◆ Data for this task:
- - -

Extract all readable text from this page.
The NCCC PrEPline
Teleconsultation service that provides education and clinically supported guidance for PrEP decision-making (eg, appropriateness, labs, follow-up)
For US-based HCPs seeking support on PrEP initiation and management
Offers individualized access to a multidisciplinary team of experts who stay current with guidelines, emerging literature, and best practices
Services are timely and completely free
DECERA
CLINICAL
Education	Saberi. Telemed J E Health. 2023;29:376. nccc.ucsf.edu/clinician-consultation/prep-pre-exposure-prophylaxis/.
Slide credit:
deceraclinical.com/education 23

- - -

◆ Instruction:
Nothing should be left out: repeat all of the data exactly.

◆ Response:
Extract all readable text from this page.
The NCCC PrEPline
Teleconsultation service that provides education and clinically supported guidance for PrEP decision-making (eg, appropriateness, labs, follow-up)
For US-based HCPs seeking support on PrEP initiation and management
Offers individualized access to a multidisciplinary team of experts who stay current with guidelines, emerging literature, and best practices
Services are timely and completely free
DECERA
CLINICAL
Education	Saberi. Telemed J E Health. 2023;29:376. nccc.ucsf.edu/clinician-consultation/prep-pre-exposure-prophylaxis/.
Slide credit:
deceraclinical.com/education 23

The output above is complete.